Avenir de l'action extérieure : un inquiétant discours

A l'occasion de la réunion annuelle des ambassadeurs, Bernard Kouchner vient d'exposer les changements qu'il va apporter à l'organisation et aux méthodes de son ministère.

Pour le traitement des "enjeux mondiaux", une nouvelle direction générale va être créée, pour l'essentiel par récupération des moyens de la direction générale de la coopération et du développement et de la direction économique. Jusque là rien à dire.

Cette nouvelle direction générale sera elle-même, selon le ministre, organisée en quatre pôles. C'est là que les choses pourraient se gâter.

Le premier pôle chargé de la "politique d'attractivité" devra mobiliser nos atouts en matière de recherche, de technologie, d'enseignement supérieur, d'expertise technique. Il assurera la tutelle d'un opérateur extérieur au ministère, regroupant une série d'organismes existants qui assurent d'une part l'accueil des étudiants et des stagiaires en France, d'autre part l'envoi à l'étranger de nos missionnaires et coopérants techniques. Ce regroupement d’opérateurs, en raison de l’hétérogénéité de leurs activités, n'apportera probablement pas la valeur ajoutée espérée : tout juste un échelon bureaucratique supplémentaire. Mais il y a plus sérieux.

"La diversité culturelle et linguistique" sera traitée dans le second pôle, qui assurera la tutelle d'une ou plusieurs nouvelles agences à créer. Si l'on en crée plusieurs, elles perdront vite, au rythme des réductions de crédits qui s'annoncent (-20% en 2009 pour notre action culturelle) toute visibilité. Privé de la coopération scientifique et technique (situé apparemment dans le premier pôle), ce second pôle traitera, quoi qu'en dise le ministre, de la culture au sens étroit du terme : diffusion de la langue française, création littéraire et artistique.

☆ ☆ ☆ ☆ ☆

À FAIRE:
(1) Répondez à ces questions sur le texte consacré à l'action extérieure :
(a) À quelle occasion Bernard Kouchner a-t-il présenté ses changements ?
(b) En combien de pôles la nouvelle direction générale sera-t-elle organisée ?
(c) Quelle baisse de crédits est prévue en 2009 pour l'action culturelle ?
(2) Recopiez sans rien changer le passage du texte sur l'action extérieure qui commence à « A l'occasion de » et se termine à « pourraient se gâter. ».
Les lignes qui viennent ensuite ont une autre source que le texte.

☆ ☆ ☆ ☆ ☆

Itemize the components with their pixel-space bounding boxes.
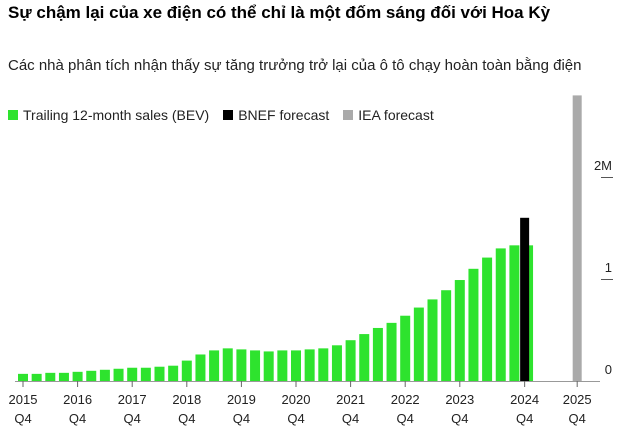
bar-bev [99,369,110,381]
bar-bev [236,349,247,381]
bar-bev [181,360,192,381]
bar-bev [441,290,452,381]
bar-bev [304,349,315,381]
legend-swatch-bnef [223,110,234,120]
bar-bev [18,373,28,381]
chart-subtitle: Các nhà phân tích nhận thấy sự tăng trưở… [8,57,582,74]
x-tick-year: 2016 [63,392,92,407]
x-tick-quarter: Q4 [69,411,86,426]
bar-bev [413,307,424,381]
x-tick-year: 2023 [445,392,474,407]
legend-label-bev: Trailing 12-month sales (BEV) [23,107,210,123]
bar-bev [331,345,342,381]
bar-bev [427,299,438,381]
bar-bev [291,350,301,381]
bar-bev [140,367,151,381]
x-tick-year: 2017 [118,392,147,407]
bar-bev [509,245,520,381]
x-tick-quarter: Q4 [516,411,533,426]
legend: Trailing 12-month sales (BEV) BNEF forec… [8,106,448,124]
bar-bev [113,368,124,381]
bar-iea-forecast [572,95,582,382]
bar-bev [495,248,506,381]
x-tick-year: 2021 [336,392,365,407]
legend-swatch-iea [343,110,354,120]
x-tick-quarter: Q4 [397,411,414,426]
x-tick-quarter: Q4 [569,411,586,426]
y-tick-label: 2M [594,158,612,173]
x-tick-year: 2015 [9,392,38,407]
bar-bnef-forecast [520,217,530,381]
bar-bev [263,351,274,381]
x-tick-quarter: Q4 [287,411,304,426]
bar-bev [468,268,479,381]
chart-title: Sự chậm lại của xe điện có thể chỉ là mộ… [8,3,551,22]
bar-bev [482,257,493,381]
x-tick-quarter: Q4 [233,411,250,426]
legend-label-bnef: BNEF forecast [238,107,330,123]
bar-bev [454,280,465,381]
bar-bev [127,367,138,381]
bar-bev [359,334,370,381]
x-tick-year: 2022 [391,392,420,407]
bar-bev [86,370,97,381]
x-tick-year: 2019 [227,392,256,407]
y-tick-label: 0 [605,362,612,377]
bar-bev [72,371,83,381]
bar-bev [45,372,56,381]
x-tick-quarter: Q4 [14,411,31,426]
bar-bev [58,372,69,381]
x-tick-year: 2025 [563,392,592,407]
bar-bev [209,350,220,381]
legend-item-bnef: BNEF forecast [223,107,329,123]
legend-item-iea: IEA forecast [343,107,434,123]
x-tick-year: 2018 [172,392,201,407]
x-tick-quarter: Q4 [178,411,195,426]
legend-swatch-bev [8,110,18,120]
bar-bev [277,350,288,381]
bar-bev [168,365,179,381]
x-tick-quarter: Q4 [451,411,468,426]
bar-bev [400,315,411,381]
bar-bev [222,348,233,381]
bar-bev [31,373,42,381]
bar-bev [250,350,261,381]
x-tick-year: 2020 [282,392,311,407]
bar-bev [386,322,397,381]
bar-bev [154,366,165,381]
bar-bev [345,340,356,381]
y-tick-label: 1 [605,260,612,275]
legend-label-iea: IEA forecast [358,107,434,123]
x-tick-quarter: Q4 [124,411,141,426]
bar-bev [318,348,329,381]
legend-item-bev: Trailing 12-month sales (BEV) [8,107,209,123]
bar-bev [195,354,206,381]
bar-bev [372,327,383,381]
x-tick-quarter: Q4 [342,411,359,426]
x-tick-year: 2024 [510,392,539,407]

☆ ☆ ☆ ☆ ☆

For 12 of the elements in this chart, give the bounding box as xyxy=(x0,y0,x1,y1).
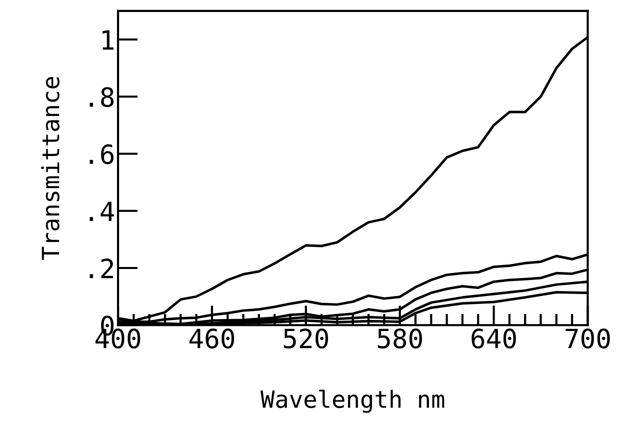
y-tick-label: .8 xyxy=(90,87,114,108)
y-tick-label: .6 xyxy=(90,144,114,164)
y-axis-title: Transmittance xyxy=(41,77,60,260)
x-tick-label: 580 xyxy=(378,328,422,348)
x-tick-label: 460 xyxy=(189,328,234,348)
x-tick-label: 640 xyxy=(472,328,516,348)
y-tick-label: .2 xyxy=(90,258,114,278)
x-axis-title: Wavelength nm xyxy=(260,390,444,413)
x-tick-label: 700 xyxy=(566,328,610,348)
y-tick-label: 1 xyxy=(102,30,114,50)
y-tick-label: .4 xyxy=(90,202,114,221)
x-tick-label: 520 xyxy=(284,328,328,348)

☆ ☆ ☆ ☆ ☆

CORRIGÉ:
(1)
(a) Lors de la réunion annuelle des ambassadeurs.
(b) En quatre pôles.
(c) Une baisse de 20 %.

(2)
A l'occasion de la réunion annuelle des ambassadeurs, Bernard Kouchner vient d'exposer les changements qu'il va apporter à l'organisation et aux méthodes de son ministère.

Pour le traitement des "enjeux mondiaux", une nouvelle direction générale va être créée, pour l'essentiel par récupération des moyens de la direction générale de la coopération et du développement et de la direction économique. Jusque là rien à dire.

Cette nouvelle direction générale sera elle-même, selon le ministre, organisée en quatre pôles. C'est là que les choses pourraient se gâter.